[A run of records]
▶

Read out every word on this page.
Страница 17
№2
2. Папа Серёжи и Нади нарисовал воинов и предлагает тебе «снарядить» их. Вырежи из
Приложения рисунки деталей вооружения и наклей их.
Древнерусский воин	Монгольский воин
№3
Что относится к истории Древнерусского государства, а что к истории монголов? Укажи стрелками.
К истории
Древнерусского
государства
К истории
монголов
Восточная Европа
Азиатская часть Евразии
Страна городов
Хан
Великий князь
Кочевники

◀

## Instructions to follow
Look through the entries above. Extract each line with the word "Древнерусского".

## Answer in full
Что относится к истории Древнерусского государства, а что к истории монголов? Укажи стрелками.
Древнерусского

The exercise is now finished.